Exercise details. Copy every line below word for word, in the same order.

--- start of Data provided ---

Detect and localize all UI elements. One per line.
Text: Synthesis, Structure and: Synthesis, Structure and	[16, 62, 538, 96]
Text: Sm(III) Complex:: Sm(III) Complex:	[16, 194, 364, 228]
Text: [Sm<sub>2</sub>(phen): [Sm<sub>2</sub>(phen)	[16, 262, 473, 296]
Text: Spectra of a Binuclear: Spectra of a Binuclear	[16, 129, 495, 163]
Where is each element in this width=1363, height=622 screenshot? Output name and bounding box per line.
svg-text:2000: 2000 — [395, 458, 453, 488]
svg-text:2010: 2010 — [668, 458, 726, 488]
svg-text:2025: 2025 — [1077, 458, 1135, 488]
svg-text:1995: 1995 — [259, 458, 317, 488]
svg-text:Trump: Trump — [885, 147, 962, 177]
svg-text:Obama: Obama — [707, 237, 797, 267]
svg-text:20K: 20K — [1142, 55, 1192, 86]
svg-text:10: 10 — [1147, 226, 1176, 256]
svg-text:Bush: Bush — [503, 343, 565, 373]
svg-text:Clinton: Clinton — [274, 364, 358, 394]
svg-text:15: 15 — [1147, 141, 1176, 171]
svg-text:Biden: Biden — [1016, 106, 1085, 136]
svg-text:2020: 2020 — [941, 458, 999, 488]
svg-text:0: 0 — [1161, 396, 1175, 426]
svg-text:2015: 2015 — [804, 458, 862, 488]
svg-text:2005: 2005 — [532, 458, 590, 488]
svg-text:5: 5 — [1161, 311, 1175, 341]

--- end of Data provided ---

Answer for the task.
Detect and localize all UI elements. One per line.
Text: Synthesis, Structure and: Synthesis, Structure and	[16, 62, 538, 96]
Text: Sm(III) Complex:: Sm(III) Complex:	[16, 194, 364, 228]
Text: [Sm<sub>2</sub>(phen): [Sm<sub>2</sub>(phen)	[16, 262, 473, 296]
Text: Spectra of a Binuclear: Spectra of a Binuclear	[16, 129, 495, 163]
Where is each element in this width=1363, height=622 screenshot? Output name and bounding box per line.
svg-text:2000: 2000 — [395, 458, 453, 488]
svg-text:2010: 2010 — [668, 458, 726, 488]
svg-text:2025: 2025 — [1077, 458, 1135, 488]
svg-text:1995: 1995 — [259, 458, 317, 488]
svg-text:Trump: Trump — [885, 147, 962, 177]
svg-text:Obama: Obama — [707, 237, 797, 267]
svg-text:20K: 20K — [1142, 55, 1192, 86]
svg-text:10: 10 — [1147, 226, 1176, 256]
svg-text:Bush: Bush — [503, 343, 565, 373]
svg-text:Clinton: Clinton — [274, 364, 358, 394]
svg-text:15: 15 — [1147, 141, 1176, 171]
svg-text:Biden: Biden — [1016, 106, 1085, 136]
svg-text:2020: 2020 — [941, 458, 999, 488]
svg-text:0: 0 — [1161, 396, 1175, 426]
svg-text:2015: 2015 — [804, 458, 862, 488]
svg-text:2005: 2005 — [532, 458, 590, 488]
svg-text:5: 5 — [1161, 311, 1175, 341]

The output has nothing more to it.